== WHAT YOU NEED TO DO ==
Transcribe all the records exactly and omit any images they hold.

== SOURCE MATERIAL ==
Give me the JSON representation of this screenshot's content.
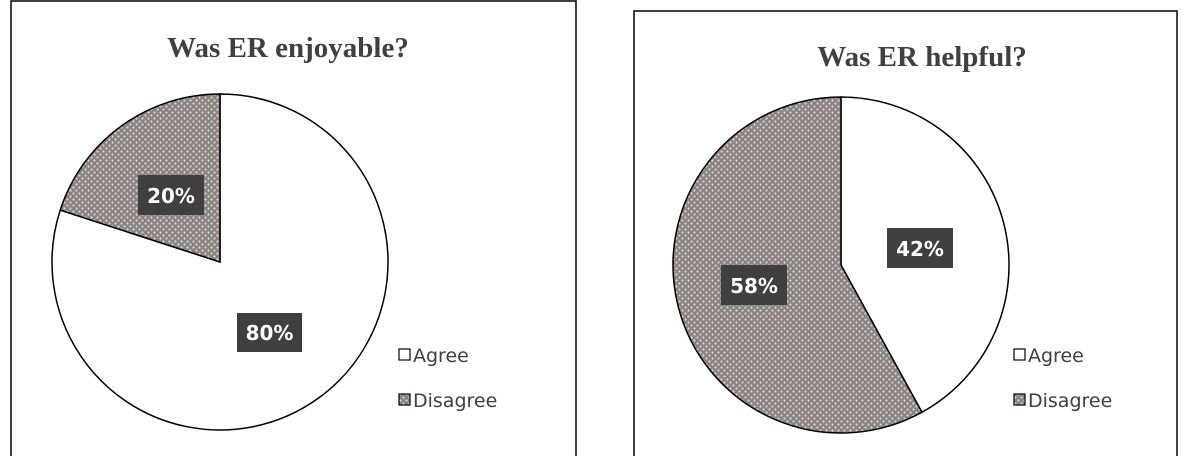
{
  "colors": {
    "agree_fill": "#ffffff",
    "disagree_fill": "#8a8280",
    "disagree_dot": "#d9d9d9",
    "slice_stroke": "#000000",
    "label_bg": "#3f3f3f",
    "frame": "#000000"
  },
  "chart_data": [
    {
      "type": "pie",
      "title": "Was ER enjoyable?",
      "categories": [
        "Agree",
        "Disagree"
      ],
      "values": [
        80,
        20
      ],
      "data_labels": [
        "80%",
        "20%"
      ],
      "legend": {
        "placement": "bottom-right",
        "entries": [
          "Agree",
          "Disagree"
        ]
      }
    },
    {
      "type": "pie",
      "title": "Was ER helpful?",
      "categories": [
        "Agree",
        "Disagree"
      ],
      "values": [
        42,
        58
      ],
      "data_labels": [
        "42%",
        "58%"
      ],
      "legend": {
        "placement": "bottom-right",
        "entries": [
          "Agree",
          "Disagree"
        ]
      }
    }
  ]
}
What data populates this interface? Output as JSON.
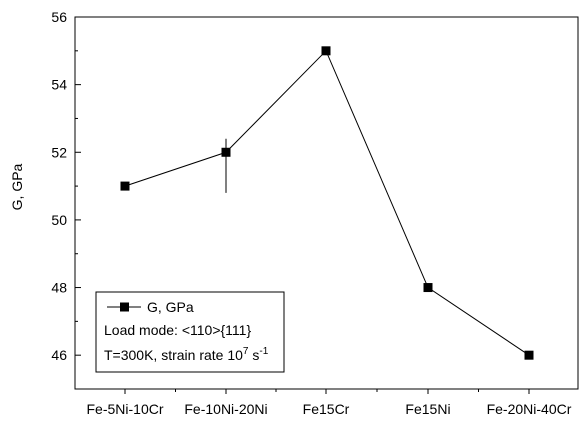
{
  "chart_data": {
    "type": "line",
    "categories": [
      "Fe-5Ni-10Cr",
      "Fe-10Ni-20Ni",
      "Fe15Cr",
      "Fe15Ni",
      "Fe-20Ni-40Cr"
    ],
    "series": [
      {
        "name": "G, GPa",
        "values": [
          51,
          52,
          55,
          48,
          46
        ],
        "color": "#000000",
        "marker": "square"
      }
    ],
    "error_bars": [
      {
        "category": "Fe-10Ni-20Ni",
        "low": 50.8,
        "high": 52.4
      }
    ],
    "title": "",
    "xlabel": "",
    "ylabel": "G, GPa",
    "ylim": [
      45,
      56
    ],
    "yticks": [
      46,
      48,
      50,
      52,
      54,
      56
    ],
    "grid": false,
    "legend": {
      "placement": "bottom-left",
      "entry": "G, GPa",
      "lines": [
        "Load mode: <110>{111}"
      ],
      "strain_line": {
        "prefix": "T=300K, strain rate 10",
        "exponent": "7",
        "unit": " s",
        "unit_exponent": "-1"
      }
    }
  }
}
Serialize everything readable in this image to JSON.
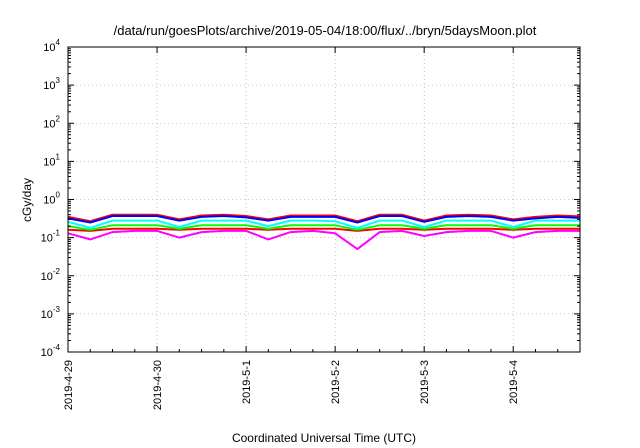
{
  "chart_data": {
    "type": "line",
    "title": "/data/run/goesPlots/archive/2019-05-04/18:00/flux/../bryn/5daysMoon.plot",
    "xlabel": "Coordinated Universal Time (UTC)",
    "ylabel": "cGy/day",
    "yscale": "log",
    "ylim": [
      0.0001,
      10000
    ],
    "xlim": [
      "2019-04-29T00:00",
      "2019-05-04T18:00"
    ],
    "grid": true,
    "x_ticks": [
      "2019-4-29",
      "2019-4-30",
      "2019-5-1",
      "2019-5-2",
      "2019-5-3",
      "2019-5-4"
    ],
    "y_ticks": [
      {
        "base": "10",
        "exp": "-4"
      },
      {
        "base": "10",
        "exp": "-3"
      },
      {
        "base": "10",
        "exp": "-2"
      },
      {
        "base": "10",
        "exp": "-1"
      },
      {
        "base": "10",
        "exp": "0"
      },
      {
        "base": "10",
        "exp": "1"
      },
      {
        "base": "10",
        "exp": "2"
      },
      {
        "base": "10",
        "exp": "3"
      },
      {
        "base": "10",
        "exp": "4"
      }
    ],
    "x_hours": [
      0,
      6,
      12,
      18,
      24,
      30,
      36,
      42,
      48,
      54,
      60,
      66,
      72,
      78,
      84,
      90,
      96,
      102,
      108,
      114,
      120,
      126,
      132,
      138
    ],
    "series": [
      {
        "color": "#ff00ff",
        "values": [
          0.13,
          0.09,
          0.14,
          0.15,
          0.15,
          0.1,
          0.14,
          0.15,
          0.15,
          0.09,
          0.14,
          0.15,
          0.13,
          0.05,
          0.14,
          0.15,
          0.11,
          0.14,
          0.15,
          0.15,
          0.1,
          0.14,
          0.15,
          0.15
        ]
      },
      {
        "color": "#ff0000",
        "values": [
          0.16,
          0.15,
          0.17,
          0.17,
          0.17,
          0.16,
          0.17,
          0.17,
          0.17,
          0.16,
          0.17,
          0.17,
          0.17,
          0.15,
          0.17,
          0.17,
          0.16,
          0.17,
          0.17,
          0.17,
          0.16,
          0.17,
          0.17,
          0.17
        ]
      },
      {
        "color": "#00ff00",
        "values": [
          0.2,
          0.16,
          0.21,
          0.21,
          0.21,
          0.17,
          0.21,
          0.21,
          0.21,
          0.17,
          0.21,
          0.21,
          0.21,
          0.16,
          0.21,
          0.21,
          0.17,
          0.21,
          0.21,
          0.21,
          0.17,
          0.21,
          0.21,
          0.21
        ]
      },
      {
        "color": "#00ffff",
        "values": [
          0.26,
          0.18,
          0.28,
          0.28,
          0.28,
          0.19,
          0.28,
          0.28,
          0.28,
          0.2,
          0.28,
          0.28,
          0.27,
          0.18,
          0.28,
          0.28,
          0.19,
          0.28,
          0.28,
          0.28,
          0.19,
          0.28,
          0.28,
          0.28
        ]
      },
      {
        "color": "#ff0000",
        "values": [
          0.35,
          0.27,
          0.4,
          0.4,
          0.4,
          0.3,
          0.38,
          0.4,
          0.37,
          0.3,
          0.38,
          0.38,
          0.38,
          0.27,
          0.4,
          0.4,
          0.28,
          0.38,
          0.4,
          0.38,
          0.3,
          0.35,
          0.38,
          0.36
        ]
      },
      {
        "color": "#0000ff",
        "values": [
          0.32,
          0.25,
          0.37,
          0.37,
          0.37,
          0.28,
          0.35,
          0.37,
          0.34,
          0.28,
          0.35,
          0.35,
          0.35,
          0.25,
          0.37,
          0.37,
          0.26,
          0.35,
          0.37,
          0.35,
          0.28,
          0.32,
          0.35,
          0.33
        ]
      }
    ]
  }
}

== ANSWER TO THIS PROBLEM ==
Give me the JSON representation of this screenshot's content.
{
  "colors": {
    "agree_fill": "#ffffff",
    "disagree_fill": "#8a8280",
    "disagree_dot": "#d9d9d9",
    "slice_stroke": "#000000",
    "label_bg": "#3f3f3f",
    "frame": "#000000"
  },
  "chart_data": [
    {
      "type": "pie",
      "title": "Was ER enjoyable?",
      "categories": [
        "Agree",
        "Disagree"
      ],
      "values": [
        80,
        20
      ],
      "data_labels": [
        "80%",
        "20%"
      ],
      "legend": {
        "placement": "bottom-right",
        "entries": [
          "Agree",
          "Disagree"
        ]
      }
    },
    {
      "type": "pie",
      "title": "Was ER helpful?",
      "categories": [
        "Agree",
        "Disagree"
      ],
      "values": [
        42,
        58
      ],
      "data_labels": [
        "42%",
        "58%"
      ],
      "legend": {
        "placement": "bottom-right",
        "entries": [
          "Agree",
          "Disagree"
        ]
      }
    }
  ]
}
What data populates this interface? Output as JSON.
{
  "chart_data": {
    "type": "line",
    "categories": [
      "Fe-5Ni-10Cr",
      "Fe-10Ni-20Ni",
      "Fe15Cr",
      "Fe15Ni",
      "Fe-20Ni-40Cr"
    ],
    "series": [
      {
        "name": "G, GPa",
        "values": [
          51,
          52,
          55,
          48,
          46
        ],
        "color": "#000000",
        "marker": "square"
      }
    ],
    "error_bars": [
      {
        "category": "Fe-10Ni-20Ni",
        "low": 50.8,
        "high": 52.4
      }
    ],
    "title": "",
    "xlabel": "",
    "ylabel": "G, GPa",
    "ylim": [
      45,
      56
    ],
    "yticks": [
      46,
      48,
      50,
      52,
      54,
      56
    ],
    "grid": false,
    "legend": {
      "placement": "bottom-left",
      "entry": "G, GPa",
      "lines": [
        "Load mode: <110>{111}"
      ],
      "strain_line": {
        "prefix": "T=300K, strain rate 10",
        "exponent": "7",
        "unit": " s",
        "unit_exponent": "-1"
      }
    }
  }
}
Serialize everything readable in this image to JSON.
{
  "chart_data": {
    "type": "line",
    "title": "/data/run/goesPlots/archive/2019-05-04/18:00/flux/../bryn/5daysMoon.plot",
    "xlabel": "Coordinated Universal Time (UTC)",
    "ylabel": "cGy/day",
    "yscale": "log",
    "ylim": [
      0.0001,
      10000
    ],
    "xlim": [
      "2019-04-29T00:00",
      "2019-05-04T18:00"
    ],
    "grid": true,
    "x_ticks": [
      "2019-4-29",
      "2019-4-30",
      "2019-5-1",
      "2019-5-2",
      "2019-5-3",
      "2019-5-4"
    ],
    "y_ticks": [
      {
        "base": "10",
        "exp": "-4"
      },
      {
        "base": "10",
        "exp": "-3"
      },
      {
        "base": "10",
        "exp": "-2"
      },
      {
        "base": "10",
        "exp": "-1"
      },
      {
        "base": "10",
        "exp": "0"
      },
      {
        "base": "10",
        "exp": "1"
      },
      {
        "base": "10",
        "exp": "2"
      },
      {
        "base": "10",
        "exp": "3"
      },
      {
        "base": "10",
        "exp": "4"
      }
    ],
    "x_hours": [
      0,
      6,
      12,
      18,
      24,
      30,
      36,
      42,
      48,
      54,
      60,
      66,
      72,
      78,
      84,
      90,
      96,
      102,
      108,
      114,
      120,
      126,
      132,
      138
    ],
    "series": [
      {
        "color": "#ff00ff",
        "values": [
          0.13,
          0.09,
          0.14,
          0.15,
          0.15,
          0.1,
          0.14,
          0.15,
          0.15,
          0.09,
          0.14,
          0.15,
          0.13,
          0.05,
          0.14,
          0.15,
          0.11,
          0.14,
          0.15,
          0.15,
          0.1,
          0.14,
          0.15,
          0.15
        ]
      },
      {
        "color": "#ff0000",
        "values": [
          0.16,
          0.15,
          0.17,
          0.17,
          0.17,
          0.16,
          0.17,
          0.17,
          0.17,
          0.16,
          0.17,
          0.17,
          0.17,
          0.15,
          0.17,
          0.17,
          0.16,
          0.17,
          0.17,
          0.17,
          0.16,
          0.17,
          0.17,
          0.17
        ]
      },
      {
        "color": "#00ff00",
        "values": [
          0.2,
          0.16,
          0.21,
          0.21,
          0.21,
          0.17,
          0.21,
          0.21,
          0.21,
          0.17,
          0.21,
          0.21,
          0.21,
          0.16,
          0.21,
          0.21,
          0.17,
          0.21,
          0.21,
          0.21,
          0.17,
          0.21,
          0.21,
          0.21
        ]
      },
      {
        "color": "#00ffff",
        "values": [
          0.26,
          0.18,
          0.28,
          0.28,
          0.28,
          0.19,
          0.28,
          0.28,
          0.28,
          0.2,
          0.28,
          0.28,
          0.27,
          0.18,
          0.28,
          0.28,
          0.19,
          0.28,
          0.28,
          0.28,
          0.19,
          0.28,
          0.28,
          0.28
        ]
      },
      {
        "color": "#ff0000",
        "values": [
          0.35,
          0.27,
          0.4,
          0.4,
          0.4,
          0.3,
          0.38,
          0.4,
          0.37,
          0.3,
          0.38,
          0.38,
          0.38,
          0.27,
          0.4,
          0.4,
          0.28,
          0.38,
          0.4,
          0.38,
          0.3,
          0.35,
          0.38,
          0.36
        ]
      },
      {
        "color": "#0000ff",
        "values": [
          0.32,
          0.25,
          0.37,
          0.37,
          0.37,
          0.28,
          0.35,
          0.37,
          0.34,
          0.28,
          0.35,
          0.35,
          0.35,
          0.25,
          0.37,
          0.37,
          0.26,
          0.35,
          0.37,
          0.35,
          0.28,
          0.32,
          0.35,
          0.33
        ]
      }
    ]
  }
}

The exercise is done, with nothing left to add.